◆ **What is required**:
What is the number of lines in the entries that include the word "this"? Respond with the number only.

◆ **Materials provided**:
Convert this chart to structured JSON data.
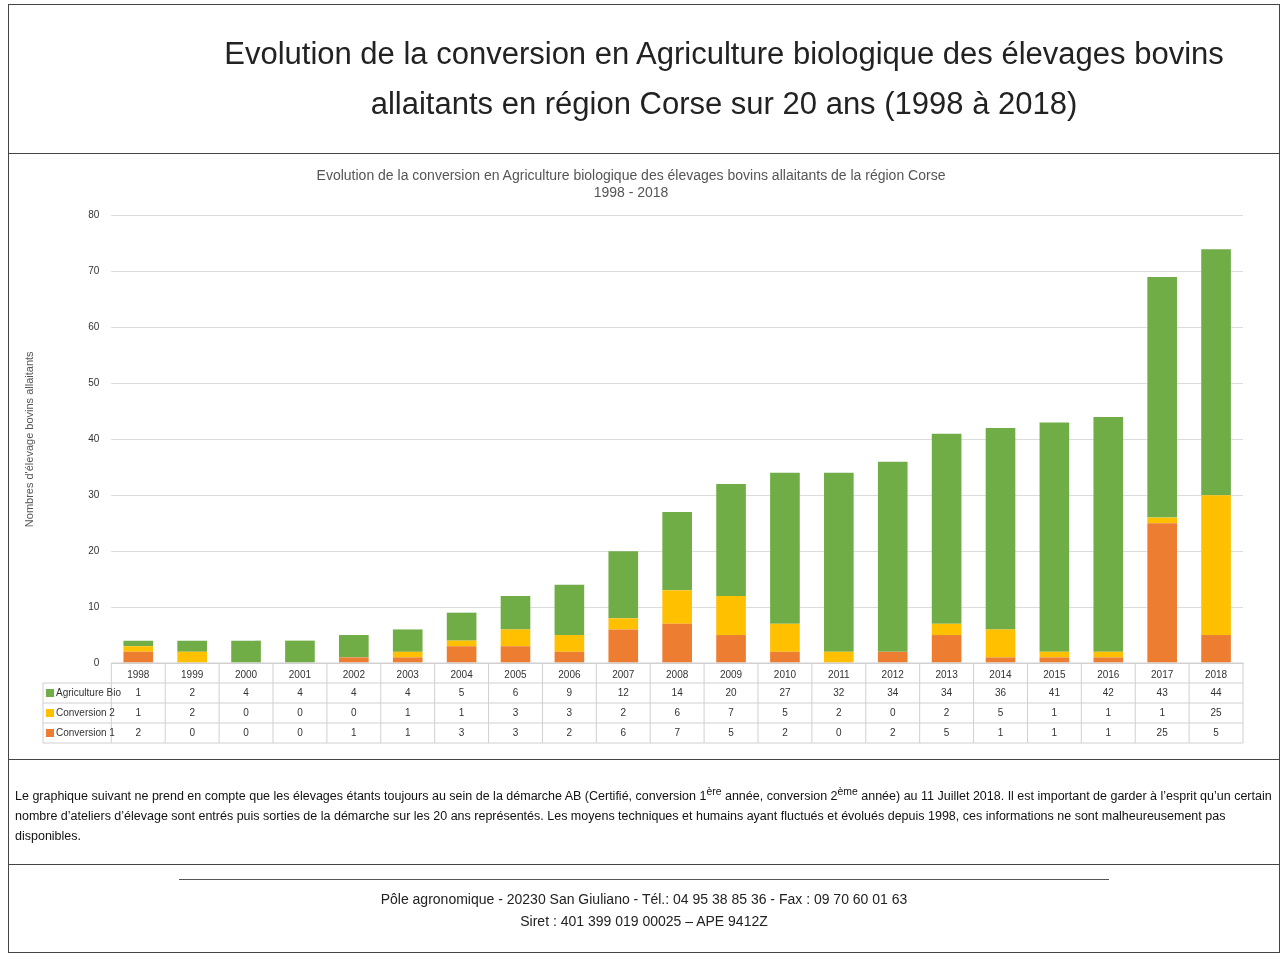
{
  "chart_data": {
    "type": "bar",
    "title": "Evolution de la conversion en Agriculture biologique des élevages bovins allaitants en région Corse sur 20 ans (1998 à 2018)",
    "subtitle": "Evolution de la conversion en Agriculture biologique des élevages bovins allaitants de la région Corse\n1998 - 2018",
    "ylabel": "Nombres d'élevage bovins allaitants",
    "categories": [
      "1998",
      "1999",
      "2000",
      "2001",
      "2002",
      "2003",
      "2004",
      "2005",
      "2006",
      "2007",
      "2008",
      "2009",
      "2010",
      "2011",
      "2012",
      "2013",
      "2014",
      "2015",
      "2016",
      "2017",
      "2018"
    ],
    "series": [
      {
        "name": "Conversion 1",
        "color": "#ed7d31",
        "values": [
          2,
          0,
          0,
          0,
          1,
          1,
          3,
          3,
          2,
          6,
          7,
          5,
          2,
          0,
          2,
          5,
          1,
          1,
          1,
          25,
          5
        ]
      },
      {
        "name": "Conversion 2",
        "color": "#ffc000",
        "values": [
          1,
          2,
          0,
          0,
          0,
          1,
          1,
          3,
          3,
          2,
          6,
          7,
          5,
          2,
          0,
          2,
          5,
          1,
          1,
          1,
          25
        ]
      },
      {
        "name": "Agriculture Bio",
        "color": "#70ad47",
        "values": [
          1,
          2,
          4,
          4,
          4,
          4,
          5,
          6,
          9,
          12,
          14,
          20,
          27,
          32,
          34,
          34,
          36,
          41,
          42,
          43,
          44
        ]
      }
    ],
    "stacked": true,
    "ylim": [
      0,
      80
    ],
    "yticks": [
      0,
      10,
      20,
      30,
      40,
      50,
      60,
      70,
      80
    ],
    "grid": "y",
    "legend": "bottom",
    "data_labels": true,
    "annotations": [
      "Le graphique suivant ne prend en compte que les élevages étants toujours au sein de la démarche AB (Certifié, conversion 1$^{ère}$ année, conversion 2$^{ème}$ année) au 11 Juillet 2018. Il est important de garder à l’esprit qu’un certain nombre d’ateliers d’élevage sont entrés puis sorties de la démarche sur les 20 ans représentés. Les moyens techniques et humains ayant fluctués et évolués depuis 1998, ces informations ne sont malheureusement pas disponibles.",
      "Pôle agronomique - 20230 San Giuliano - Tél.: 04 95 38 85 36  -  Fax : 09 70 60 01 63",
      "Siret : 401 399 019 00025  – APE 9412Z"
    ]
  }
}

...

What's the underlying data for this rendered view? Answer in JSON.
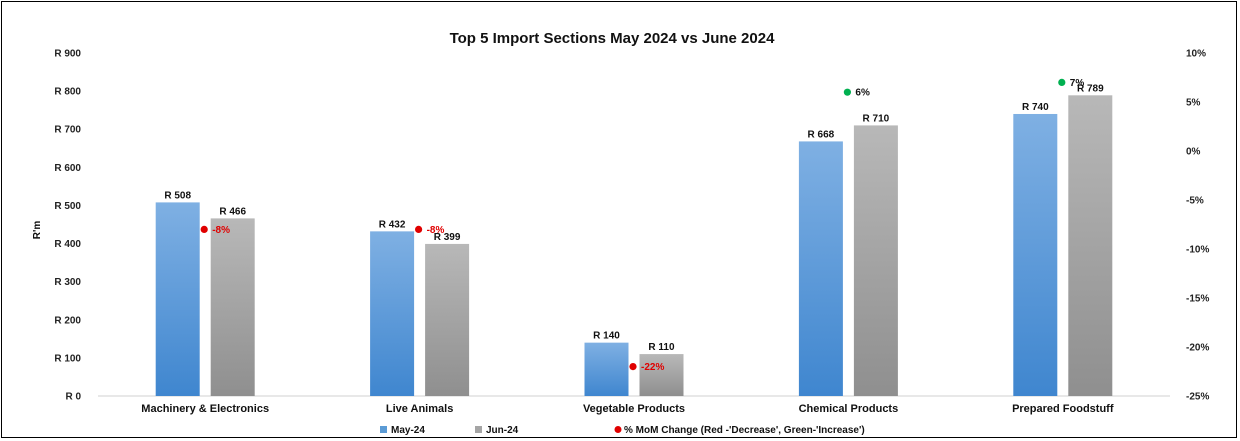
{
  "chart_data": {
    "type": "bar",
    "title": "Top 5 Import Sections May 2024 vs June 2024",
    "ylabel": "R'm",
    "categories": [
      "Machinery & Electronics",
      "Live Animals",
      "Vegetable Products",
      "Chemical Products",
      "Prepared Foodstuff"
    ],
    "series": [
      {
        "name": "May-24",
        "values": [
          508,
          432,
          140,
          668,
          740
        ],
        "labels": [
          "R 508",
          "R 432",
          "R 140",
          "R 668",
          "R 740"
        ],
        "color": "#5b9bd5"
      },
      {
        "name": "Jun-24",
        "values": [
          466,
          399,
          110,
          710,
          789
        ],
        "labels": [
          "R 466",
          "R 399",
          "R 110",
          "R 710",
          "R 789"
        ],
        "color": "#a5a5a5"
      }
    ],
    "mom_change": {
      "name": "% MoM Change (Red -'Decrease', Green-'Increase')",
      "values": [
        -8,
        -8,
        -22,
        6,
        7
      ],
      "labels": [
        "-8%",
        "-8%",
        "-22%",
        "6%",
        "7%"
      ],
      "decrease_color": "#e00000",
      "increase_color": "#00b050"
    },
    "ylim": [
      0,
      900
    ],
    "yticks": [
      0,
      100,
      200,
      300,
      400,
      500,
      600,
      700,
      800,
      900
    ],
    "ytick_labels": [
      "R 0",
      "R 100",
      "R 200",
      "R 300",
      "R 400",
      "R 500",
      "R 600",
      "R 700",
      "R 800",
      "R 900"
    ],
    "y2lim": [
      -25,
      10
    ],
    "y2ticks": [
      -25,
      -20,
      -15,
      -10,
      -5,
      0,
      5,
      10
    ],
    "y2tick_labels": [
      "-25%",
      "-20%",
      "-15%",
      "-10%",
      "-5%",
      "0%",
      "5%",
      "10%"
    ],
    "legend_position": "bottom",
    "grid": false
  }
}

◆ **Task solution**:
2